▶ **What to work on**: Copy out all the records exactly.

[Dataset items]
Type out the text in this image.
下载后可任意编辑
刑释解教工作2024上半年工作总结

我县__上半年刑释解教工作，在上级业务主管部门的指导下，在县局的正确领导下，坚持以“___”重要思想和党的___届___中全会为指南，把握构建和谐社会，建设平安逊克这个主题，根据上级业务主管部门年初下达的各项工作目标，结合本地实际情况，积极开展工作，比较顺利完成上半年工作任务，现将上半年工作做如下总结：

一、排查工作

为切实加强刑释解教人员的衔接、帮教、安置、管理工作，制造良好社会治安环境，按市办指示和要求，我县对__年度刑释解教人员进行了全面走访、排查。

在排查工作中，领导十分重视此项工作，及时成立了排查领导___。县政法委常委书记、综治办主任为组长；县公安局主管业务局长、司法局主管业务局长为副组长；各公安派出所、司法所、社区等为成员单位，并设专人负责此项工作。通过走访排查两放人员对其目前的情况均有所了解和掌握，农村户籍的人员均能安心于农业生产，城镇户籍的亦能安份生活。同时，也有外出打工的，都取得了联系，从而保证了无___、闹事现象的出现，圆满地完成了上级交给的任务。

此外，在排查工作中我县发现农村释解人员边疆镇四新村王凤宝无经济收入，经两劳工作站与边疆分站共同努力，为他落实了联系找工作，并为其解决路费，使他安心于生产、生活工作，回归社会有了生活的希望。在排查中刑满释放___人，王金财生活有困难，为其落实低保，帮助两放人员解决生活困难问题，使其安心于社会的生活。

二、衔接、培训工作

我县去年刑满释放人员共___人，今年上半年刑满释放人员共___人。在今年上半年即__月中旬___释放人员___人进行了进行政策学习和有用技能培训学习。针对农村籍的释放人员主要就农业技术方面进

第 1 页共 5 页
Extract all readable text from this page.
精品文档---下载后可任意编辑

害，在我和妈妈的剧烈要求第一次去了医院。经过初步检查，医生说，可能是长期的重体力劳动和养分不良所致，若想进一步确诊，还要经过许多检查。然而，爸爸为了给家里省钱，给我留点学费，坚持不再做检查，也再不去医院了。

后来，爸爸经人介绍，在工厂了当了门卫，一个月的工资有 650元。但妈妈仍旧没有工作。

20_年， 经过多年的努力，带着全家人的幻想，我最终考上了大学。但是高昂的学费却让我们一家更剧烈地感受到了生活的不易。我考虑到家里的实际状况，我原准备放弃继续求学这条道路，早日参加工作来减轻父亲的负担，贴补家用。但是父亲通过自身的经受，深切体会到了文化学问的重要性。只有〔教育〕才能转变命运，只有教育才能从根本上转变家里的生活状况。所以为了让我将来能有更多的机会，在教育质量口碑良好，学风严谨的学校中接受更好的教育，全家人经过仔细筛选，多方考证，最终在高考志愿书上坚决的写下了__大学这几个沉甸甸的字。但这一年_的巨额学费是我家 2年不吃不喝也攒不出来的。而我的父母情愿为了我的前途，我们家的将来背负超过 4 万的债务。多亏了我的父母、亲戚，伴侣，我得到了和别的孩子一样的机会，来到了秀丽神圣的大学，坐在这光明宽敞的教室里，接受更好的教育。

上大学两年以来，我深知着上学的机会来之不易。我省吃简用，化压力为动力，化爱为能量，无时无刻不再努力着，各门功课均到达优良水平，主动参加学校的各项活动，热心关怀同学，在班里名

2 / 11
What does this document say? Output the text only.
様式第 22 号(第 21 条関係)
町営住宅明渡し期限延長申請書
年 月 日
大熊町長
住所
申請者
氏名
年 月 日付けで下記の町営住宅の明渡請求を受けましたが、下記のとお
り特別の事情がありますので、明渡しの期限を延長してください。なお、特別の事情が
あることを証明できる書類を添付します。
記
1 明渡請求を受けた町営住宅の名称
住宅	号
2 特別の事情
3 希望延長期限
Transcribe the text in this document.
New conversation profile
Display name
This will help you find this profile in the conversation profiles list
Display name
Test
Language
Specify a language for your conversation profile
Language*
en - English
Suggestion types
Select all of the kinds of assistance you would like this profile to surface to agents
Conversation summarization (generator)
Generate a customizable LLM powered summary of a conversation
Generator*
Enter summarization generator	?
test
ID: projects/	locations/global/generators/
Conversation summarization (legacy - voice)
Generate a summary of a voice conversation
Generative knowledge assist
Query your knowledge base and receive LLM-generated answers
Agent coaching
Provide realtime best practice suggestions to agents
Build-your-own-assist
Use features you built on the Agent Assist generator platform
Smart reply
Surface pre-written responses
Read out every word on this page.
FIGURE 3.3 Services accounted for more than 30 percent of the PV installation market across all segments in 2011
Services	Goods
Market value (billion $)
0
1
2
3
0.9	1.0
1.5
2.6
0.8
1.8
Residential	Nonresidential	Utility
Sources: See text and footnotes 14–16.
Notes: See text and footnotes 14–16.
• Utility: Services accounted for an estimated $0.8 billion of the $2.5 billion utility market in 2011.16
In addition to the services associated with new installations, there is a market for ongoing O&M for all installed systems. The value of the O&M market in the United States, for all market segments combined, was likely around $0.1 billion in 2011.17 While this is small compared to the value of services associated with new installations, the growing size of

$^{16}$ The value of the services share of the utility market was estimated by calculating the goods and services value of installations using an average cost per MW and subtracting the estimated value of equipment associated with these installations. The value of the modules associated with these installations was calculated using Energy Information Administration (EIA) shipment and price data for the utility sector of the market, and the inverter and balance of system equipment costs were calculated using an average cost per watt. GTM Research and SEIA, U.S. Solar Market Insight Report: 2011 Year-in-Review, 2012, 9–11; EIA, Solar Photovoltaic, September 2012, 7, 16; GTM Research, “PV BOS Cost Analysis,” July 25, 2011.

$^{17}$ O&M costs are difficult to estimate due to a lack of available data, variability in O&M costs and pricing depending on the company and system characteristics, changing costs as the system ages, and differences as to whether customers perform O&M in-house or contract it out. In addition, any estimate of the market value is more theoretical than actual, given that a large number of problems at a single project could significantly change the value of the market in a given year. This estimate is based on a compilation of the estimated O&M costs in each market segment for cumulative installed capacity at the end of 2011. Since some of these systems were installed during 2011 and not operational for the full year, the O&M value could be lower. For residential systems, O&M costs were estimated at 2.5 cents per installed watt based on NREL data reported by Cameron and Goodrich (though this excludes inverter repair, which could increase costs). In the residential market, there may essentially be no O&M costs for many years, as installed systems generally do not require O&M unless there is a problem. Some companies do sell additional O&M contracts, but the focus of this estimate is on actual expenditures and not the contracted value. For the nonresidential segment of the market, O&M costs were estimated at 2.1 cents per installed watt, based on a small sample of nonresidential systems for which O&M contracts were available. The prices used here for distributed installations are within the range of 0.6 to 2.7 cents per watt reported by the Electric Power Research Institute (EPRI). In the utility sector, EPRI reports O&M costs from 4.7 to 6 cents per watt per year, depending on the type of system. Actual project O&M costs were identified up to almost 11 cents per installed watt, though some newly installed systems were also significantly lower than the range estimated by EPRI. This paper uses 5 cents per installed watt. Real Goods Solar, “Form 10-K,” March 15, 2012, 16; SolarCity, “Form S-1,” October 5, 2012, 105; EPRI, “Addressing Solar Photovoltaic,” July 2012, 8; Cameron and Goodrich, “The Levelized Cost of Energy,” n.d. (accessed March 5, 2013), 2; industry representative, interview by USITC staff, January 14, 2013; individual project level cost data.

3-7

▶ **Task result**:
Type out the text in this image.
下载后可任意编辑
刑释解教工作2024上半年工作总结

我县__上半年刑释解教工作，在上级业务主管部门的指导下，在县局的正确领导下，坚持以“___”重要思想和党的___届___中全会为指南，把握构建和谐社会，建设平安逊克这个主题，根据上级业务主管部门年初下达的各项工作目标，结合本地实际情况，积极开展工作，比较顺利完成上半年工作任务，现将上半年工作做如下总结：

一、排查工作

为切实加强刑释解教人员的衔接、帮教、安置、管理工作，制造良好社会治安环境，按市办指示和要求，我县对__年度刑释解教人员进行了全面走访、排查。

在排查工作中，领导十分重视此项工作，及时成立了排查领导___。县政法委常委书记、综治办主任为组长；县公安局主管业务局长、司法局主管业务局长为副组长；各公安派出所、司法所、社区等为成员单位，并设专人负责此项工作。通过走访排查两放人员对其目前的情况均有所了解和掌握，农村户籍的人员均能安心于农业生产，城镇户籍的亦能安份生活。同时，也有外出打工的，都取得了联系，从而保证了无___、闹事现象的出现，圆满地完成了上级交给的任务。

此外，在排查工作中我县发现农村释解人员边疆镇四新村王凤宝无经济收入，经两劳工作站与边疆分站共同努力，为他落实了联系找工作，并为其解决路费，使他安心于生产、生活工作，回归社会有了生活的希望。在排查中刑满释放___人，王金财生活有困难，为其落实低保，帮助两放人员解决生活困难问题，使其安心于社会的生活。

二、衔接、培训工作

我县去年刑满释放人员共___人，今年上半年刑满释放人员共___人。在今年上半年即__月中旬___释放人员___人进行了进行政策学习和有用技能培训学习。针对农村籍的释放人员主要就农业技术方面进

第 1 页共 5 页
Extract all readable text from this page.
精品文档---下载后可任意编辑

害，在我和妈妈的剧烈要求第一次去了医院。经过初步检查，医生说，可能是长期的重体力劳动和养分不良所致，若想进一步确诊，还要经过许多检查。然而，爸爸为了给家里省钱，给我留点学费，坚持不再做检查，也再不去医院了。

后来，爸爸经人介绍，在工厂了当了门卫，一个月的工资有 650元。但妈妈仍旧没有工作。

20_年， 经过多年的努力，带着全家人的幻想，我最终考上了大学。但是高昂的学费却让我们一家更剧烈地感受到了生活的不易。我考虑到家里的实际状况，我原准备放弃继续求学这条道路，早日参加工作来减轻父亲的负担，贴补家用。但是父亲通过自身的经受，深切体会到了文化学问的重要性。只有〔教育〕才能转变命运，只有教育才能从根本上转变家里的生活状况。所以为了让我将来能有更多的机会，在教育质量口碑良好，学风严谨的学校中接受更好的教育，全家人经过仔细筛选，多方考证，最终在高考志愿书上坚决的写下了__大学这几个沉甸甸的字。但这一年_的巨额学费是我家 2年不吃不喝也攒不出来的。而我的父母情愿为了我的前途，我们家的将来背负超过 4 万的债务。多亏了我的父母、亲戚，伴侣，我得到了和别的孩子一样的机会，来到了秀丽神圣的大学，坐在这光明宽敞的教室里，接受更好的教育。

上大学两年以来，我深知着上学的机会来之不易。我省吃简用，化压力为动力，化爱为能量，无时无刻不再努力着，各门功课均到达优良水平，主动参加学校的各项活动，热心关怀同学，在班里名

2 / 11
What does this document say? Output the text only.
様式第 22 号(第 21 条関係)
町営住宅明渡し期限延長申請書
年 月 日
大熊町長
住所
申請者
氏名
年 月 日付けで下記の町営住宅の明渡請求を受けましたが、下記のとお
り特別の事情がありますので、明渡しの期限を延長してください。なお、特別の事情が
あることを証明できる書類を添付します。
記
1 明渡請求を受けた町営住宅の名称
住宅	号
2 特別の事情
3 希望延長期限
Transcribe the text in this document.
New conversation profile
Display name
This will help you find this profile in the conversation profiles list
Display name
Test
Language
Specify a language for your conversation profile
Language*
en - English
Suggestion types
Select all of the kinds of assistance you would like this profile to surface to agents
Conversation summarization (generator)
Generate a customizable LLM powered summary of a conversation
Generator*
Enter summarization generator	?
test
ID: projects/	locations/global/generators/
Conversation summarization (legacy - voice)
Generate a summary of a voice conversation
Generative knowledge assist
Query your knowledge base and receive LLM-generated answers
Agent coaching
Provide realtime best practice suggestions to agents
Build-your-own-assist
Use features you built on the Agent Assist generator platform
Smart reply
Surface pre-written responses
Read out every word on this page.
FIGURE 3.3 Services accounted for more than 30 percent of the PV installation market across all segments in 2011
Services	Goods
Market value (billion $)
0
1
2
3
0.9	1.0
1.5
2.6
0.8
1.8
Residential	Nonresidential	Utility
Sources: See text and footnotes 14–16.
Notes: See text and footnotes 14–16.
• Utility: Services accounted for an estimated $0.8 billion of the $2.5 billion utility market in 2011.16
In addition to the services associated with new installations, there is a market for ongoing O&M for all installed systems. The value of the O&M market in the United States, for all market segments combined, was likely around $0.1 billion in 2011.17 While this is small compared to the value of services associated with new installations, the growing size of

$^{16}$ The value of the services share of the utility market was estimated by calculating the goods and services value of installations using an average cost per MW and subtracting the estimated value of equipment associated with these installations. The value of the modules associated with these installations was calculated using Energy Information Administration (EIA) shipment and price data for the utility sector of the market, and the inverter and balance of system equipment costs were calculated using an average cost per watt. GTM Research and SEIA, U.S. Solar Market Insight Report: 2011 Year-in-Review, 2012, 9–11; EIA, Solar Photovoltaic, September 2012, 7, 16; GTM Research, “PV BOS Cost Analysis,” July 25, 2011.

$^{17}$ O&M costs are difficult to estimate due to a lack of available data, variability in O&M costs and pricing depending on the company and system characteristics, changing costs as the system ages, and differences as to whether customers perform O&M in-house or contract it out. In addition, any estimate of the market value is more theoretical than actual, given that a large number of problems at a single project could significantly change the value of the market in a given year. This estimate is based on a compilation of the estimated O&M costs in each market segment for cumulative installed capacity at the end of 2011. Since some of these systems were installed during 2011 and not operational for the full year, the O&M value could be lower. For residential systems, O&M costs were estimated at 2.5 cents per installed watt based on NREL data reported by Cameron and Goodrich (though this excludes inverter repair, which could increase costs). In the residential market, there may essentially be no O&M costs for many years, as installed systems generally do not require O&M unless there is a problem. Some companies do sell additional O&M contracts, but the focus of this estimate is on actual expenditures and not the contracted value. For the nonresidential segment of the market, O&M costs were estimated at 2.1 cents per installed watt, based on a small sample of nonresidential systems for which O&M contracts were available. The prices used here for distributed installations are within the range of 0.6 to 2.7 cents per watt reported by the Electric Power Research Institute (EPRI). In the utility sector, EPRI reports O&M costs from 4.7 to 6 cents per watt per year, depending on the type of system. Actual project O&M costs were identified up to almost 11 cents per installed watt, though some newly installed systems were also significantly lower than the range estimated by EPRI. This paper uses 5 cents per installed watt. Real Goods Solar, “Form 10-K,” March 15, 2012, 16; SolarCity, “Form S-1,” October 5, 2012, 105; EPRI, “Addressing Solar Photovoltaic,” July 2012, 8; Cameron and Goodrich, “The Levelized Cost of Energy,” n.d. (accessed March 5, 2013), 2; industry representative, interview by USITC staff, January 14, 2013; individual project level cost data.

3-7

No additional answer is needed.